§ INPUT RECORDS

******

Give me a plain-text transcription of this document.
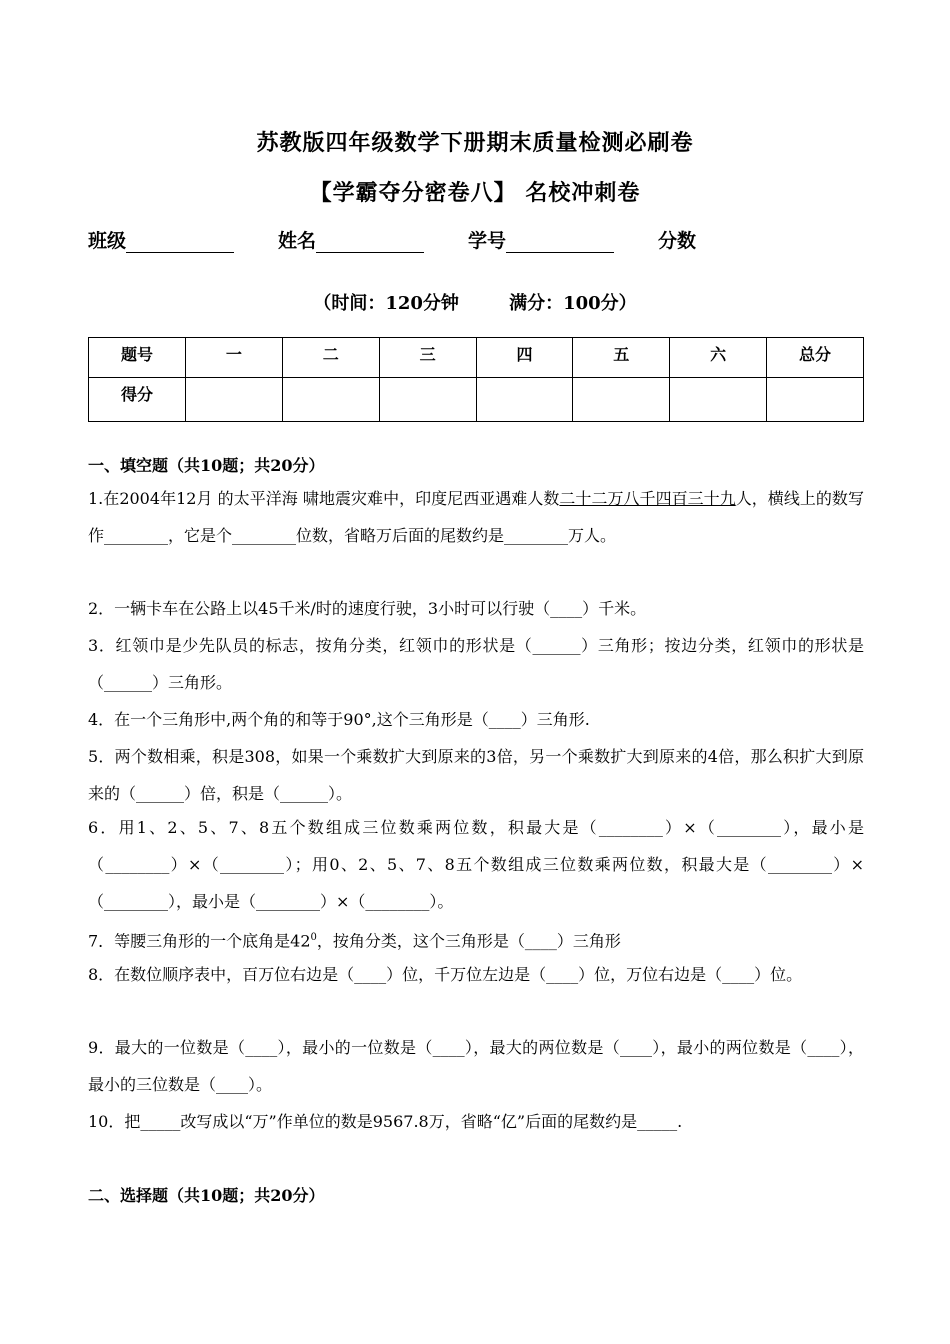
苏教版四年级数学下册期末质量检测必刷卷
【学霸夺分密卷八】 名校冲刺卷
班级	姓名	学号	分数
（时间：120分钟        满分：100分）
题号	一	二	三	四	五	六	总分
得分							
一、填空题（共10题；共20分）
1.在2004年12月 的太平洋海 啸地震灾难中，印度尼西亚遇难人数二十二万八千四百三十九人，横线上的数写作________，它是个________位数，省略万后面的尾数约是________万人。
2．一辆卡车在公路上以45千米/时的速度行驶，3小时可以行驶（____）千米。
3．红领巾是少先队员的标志，按角分类，红领巾的形状是（______）三角形；按边分类，红领巾的形状是（______）三角形。
4．在一个三角形中,两个角的和等于90°,这个三角形是（____）三角形.
5．两个数相乘，积是308，如果一个乘数扩大到原来的3倍，另一个乘数扩大到原来的4倍，那么积扩大到原来的（______）倍，积是（______）。
6．用1、2、5、7、8五个数组成三位数乘两位数，积最大是（________）×（________），最小是（________）×（________）；用0、2、5、7、8五个数组成三位数乘两位数，积最大是（________）×（________），最小是（________）×（________）。
7．等腰三角形的一个底角是$42^0$，按角分类，这个三角形是（____）三角形
8．在数位顺序表中，百万位右边是（____）位，千万位左边是（____）位，万位右边是（____）位。
9．最大的一位数是（____），最小的一位数是（____），最大的两位数是（____），最小的两位数是（____），最小的三位数是（____）。
10．把_____改写成以“万”作单位的数是9567.8万，省略“亿”后面的尾数约是_____.
二、选择题（共10题；共20分）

******

§ STATED EXERCISE
Quote every record above exactly, leaving out the pictures.

§ WRITTEN SOLUTION
Give me a plain-text transcription of this document.
苏教版四年级数学下册期末质量检测必刷卷
【学霸夺分密卷八】 名校冲刺卷
班级	姓名	学号	分数
（时间：120分钟        满分：100分）
题号	一	二	三	四	五	六	总分
得分							
一、填空题（共10题；共20分）
1.在2004年12月 的太平洋海 啸地震灾难中，印度尼西亚遇难人数二十二万八千四百三十九人，横线上的数写作________，它是个________位数，省略万后面的尾数约是________万人。
2．一辆卡车在公路上以45千米/时的速度行驶，3小时可以行驶（____）千米。
3．红领巾是少先队员的标志，按角分类，红领巾的形状是（______）三角形；按边分类，红领巾的形状是（______）三角形。
4．在一个三角形中,两个角的和等于90°,这个三角形是（____）三角形.
5．两个数相乘，积是308，如果一个乘数扩大到原来的3倍，另一个乘数扩大到原来的4倍，那么积扩大到原来的（______）倍，积是（______）。
6．用1、2、5、7、8五个数组成三位数乘两位数，积最大是（________）×（________），最小是（________）×（________）；用0、2、5、7、8五个数组成三位数乘两位数，积最大是（________）×（________），最小是（________）×（________）。
7．等腰三角形的一个底角是$42^0$，按角分类，这个三角形是（____）三角形
8．在数位顺序表中，百万位右边是（____）位，千万位左边是（____）位，万位右边是（____）位。
9．最大的一位数是（____），最小的一位数是（____），最大的两位数是（____），最小的两位数是（____），最小的三位数是（____）。
10．把_____改写成以“万”作单位的数是9567.8万，省略“亿”后面的尾数约是_____.
二、选择题（共10题；共20分）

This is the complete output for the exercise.